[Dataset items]

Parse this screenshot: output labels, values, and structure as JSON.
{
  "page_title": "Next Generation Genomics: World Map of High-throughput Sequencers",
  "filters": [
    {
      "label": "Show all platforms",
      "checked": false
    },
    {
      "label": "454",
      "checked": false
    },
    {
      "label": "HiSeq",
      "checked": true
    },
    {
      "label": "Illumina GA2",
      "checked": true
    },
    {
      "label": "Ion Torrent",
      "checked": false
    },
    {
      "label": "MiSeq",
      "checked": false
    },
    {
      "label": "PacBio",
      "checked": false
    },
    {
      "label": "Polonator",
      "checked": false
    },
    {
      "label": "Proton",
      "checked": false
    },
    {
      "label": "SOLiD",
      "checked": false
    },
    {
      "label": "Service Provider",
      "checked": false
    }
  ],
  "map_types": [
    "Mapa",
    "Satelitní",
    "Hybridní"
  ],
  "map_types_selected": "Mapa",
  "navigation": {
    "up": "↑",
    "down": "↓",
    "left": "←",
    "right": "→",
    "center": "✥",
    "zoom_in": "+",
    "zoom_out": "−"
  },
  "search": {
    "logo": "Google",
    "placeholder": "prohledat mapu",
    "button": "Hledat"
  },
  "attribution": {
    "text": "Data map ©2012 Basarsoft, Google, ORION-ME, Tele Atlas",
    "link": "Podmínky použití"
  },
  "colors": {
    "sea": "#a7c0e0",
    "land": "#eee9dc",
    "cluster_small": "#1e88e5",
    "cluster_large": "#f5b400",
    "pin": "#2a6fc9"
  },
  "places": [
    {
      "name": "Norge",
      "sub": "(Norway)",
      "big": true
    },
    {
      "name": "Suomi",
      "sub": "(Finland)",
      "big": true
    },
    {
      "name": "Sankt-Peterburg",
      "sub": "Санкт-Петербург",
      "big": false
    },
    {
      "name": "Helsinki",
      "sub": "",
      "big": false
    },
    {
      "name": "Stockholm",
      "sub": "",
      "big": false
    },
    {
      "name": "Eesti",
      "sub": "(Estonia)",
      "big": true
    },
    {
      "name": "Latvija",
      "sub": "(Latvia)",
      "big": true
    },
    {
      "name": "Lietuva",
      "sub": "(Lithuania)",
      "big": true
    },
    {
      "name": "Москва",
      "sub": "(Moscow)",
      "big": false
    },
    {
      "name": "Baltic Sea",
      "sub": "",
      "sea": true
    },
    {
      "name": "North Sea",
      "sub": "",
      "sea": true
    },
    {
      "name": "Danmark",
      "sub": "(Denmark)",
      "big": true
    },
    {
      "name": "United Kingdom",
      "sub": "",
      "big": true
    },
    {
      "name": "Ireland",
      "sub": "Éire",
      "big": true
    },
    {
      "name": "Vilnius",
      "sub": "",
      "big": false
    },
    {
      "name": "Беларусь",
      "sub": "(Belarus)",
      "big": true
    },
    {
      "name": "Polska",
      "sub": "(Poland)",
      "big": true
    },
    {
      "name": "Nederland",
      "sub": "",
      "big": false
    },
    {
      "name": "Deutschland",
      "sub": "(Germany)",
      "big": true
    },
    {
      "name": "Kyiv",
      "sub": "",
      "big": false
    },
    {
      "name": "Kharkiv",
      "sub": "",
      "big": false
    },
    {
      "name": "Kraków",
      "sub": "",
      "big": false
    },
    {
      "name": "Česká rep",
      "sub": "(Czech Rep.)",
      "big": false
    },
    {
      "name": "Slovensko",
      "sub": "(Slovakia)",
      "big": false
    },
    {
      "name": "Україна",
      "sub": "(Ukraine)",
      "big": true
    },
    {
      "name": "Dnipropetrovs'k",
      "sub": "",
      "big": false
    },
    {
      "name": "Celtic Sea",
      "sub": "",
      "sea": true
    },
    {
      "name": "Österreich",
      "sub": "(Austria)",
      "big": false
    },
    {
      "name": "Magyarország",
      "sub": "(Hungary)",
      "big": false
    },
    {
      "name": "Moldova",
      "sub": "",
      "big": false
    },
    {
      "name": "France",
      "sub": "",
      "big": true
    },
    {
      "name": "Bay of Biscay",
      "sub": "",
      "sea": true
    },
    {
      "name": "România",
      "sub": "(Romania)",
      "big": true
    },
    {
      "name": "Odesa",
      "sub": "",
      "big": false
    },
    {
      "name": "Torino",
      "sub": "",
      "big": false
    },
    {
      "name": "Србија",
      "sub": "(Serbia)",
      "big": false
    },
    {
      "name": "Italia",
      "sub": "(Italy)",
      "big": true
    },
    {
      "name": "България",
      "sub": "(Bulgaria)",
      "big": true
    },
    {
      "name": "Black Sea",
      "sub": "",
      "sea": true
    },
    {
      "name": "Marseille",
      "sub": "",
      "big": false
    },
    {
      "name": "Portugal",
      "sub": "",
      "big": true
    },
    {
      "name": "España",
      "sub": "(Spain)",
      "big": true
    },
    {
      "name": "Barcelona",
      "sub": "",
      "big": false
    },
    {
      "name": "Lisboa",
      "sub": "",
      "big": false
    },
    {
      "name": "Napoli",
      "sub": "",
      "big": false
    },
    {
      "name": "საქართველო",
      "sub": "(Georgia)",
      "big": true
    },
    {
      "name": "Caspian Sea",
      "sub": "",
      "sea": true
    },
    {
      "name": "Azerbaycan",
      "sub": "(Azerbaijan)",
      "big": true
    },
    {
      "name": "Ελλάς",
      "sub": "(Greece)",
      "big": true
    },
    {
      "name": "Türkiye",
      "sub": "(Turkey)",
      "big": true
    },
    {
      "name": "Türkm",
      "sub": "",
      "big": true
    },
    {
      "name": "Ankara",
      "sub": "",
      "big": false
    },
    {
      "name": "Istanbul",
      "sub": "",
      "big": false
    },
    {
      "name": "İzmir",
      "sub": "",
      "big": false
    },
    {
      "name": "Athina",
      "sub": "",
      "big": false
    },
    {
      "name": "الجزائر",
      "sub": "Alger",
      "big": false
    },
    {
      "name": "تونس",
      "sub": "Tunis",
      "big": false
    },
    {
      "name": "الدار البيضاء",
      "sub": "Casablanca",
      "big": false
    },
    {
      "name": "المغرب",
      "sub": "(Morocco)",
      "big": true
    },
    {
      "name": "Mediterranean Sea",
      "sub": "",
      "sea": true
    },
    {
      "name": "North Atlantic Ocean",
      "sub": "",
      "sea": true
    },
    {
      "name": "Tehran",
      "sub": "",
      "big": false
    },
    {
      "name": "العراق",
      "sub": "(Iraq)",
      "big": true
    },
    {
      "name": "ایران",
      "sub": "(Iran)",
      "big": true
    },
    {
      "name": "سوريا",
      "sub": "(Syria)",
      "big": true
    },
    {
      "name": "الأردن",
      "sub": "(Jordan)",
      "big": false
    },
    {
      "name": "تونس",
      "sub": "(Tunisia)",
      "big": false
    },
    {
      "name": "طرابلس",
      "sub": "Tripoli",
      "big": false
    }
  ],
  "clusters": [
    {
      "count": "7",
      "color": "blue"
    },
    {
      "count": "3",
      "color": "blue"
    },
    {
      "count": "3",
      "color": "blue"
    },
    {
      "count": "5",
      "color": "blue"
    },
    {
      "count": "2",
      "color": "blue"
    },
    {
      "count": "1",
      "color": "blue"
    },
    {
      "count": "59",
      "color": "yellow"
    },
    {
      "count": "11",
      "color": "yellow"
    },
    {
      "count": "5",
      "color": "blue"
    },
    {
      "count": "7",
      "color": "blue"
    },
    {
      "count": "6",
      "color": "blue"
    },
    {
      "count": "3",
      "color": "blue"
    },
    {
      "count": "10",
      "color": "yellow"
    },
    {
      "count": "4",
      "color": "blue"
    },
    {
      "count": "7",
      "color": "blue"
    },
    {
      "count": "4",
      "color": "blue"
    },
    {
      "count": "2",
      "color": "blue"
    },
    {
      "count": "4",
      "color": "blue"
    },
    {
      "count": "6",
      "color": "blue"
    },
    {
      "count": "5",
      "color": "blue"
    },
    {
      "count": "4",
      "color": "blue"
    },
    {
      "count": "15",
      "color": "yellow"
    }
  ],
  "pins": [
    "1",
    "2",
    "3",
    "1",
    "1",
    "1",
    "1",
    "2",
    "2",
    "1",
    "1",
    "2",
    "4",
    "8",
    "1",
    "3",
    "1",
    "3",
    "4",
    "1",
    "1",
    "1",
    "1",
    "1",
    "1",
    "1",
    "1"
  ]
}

WHAT IS EXPECTED: Go through the entries and return each line where the word "North" occurs.

SOLUTION FOR THIS TASK:
      "name": "North Sea",
      "name": "North Atlantic Ocean",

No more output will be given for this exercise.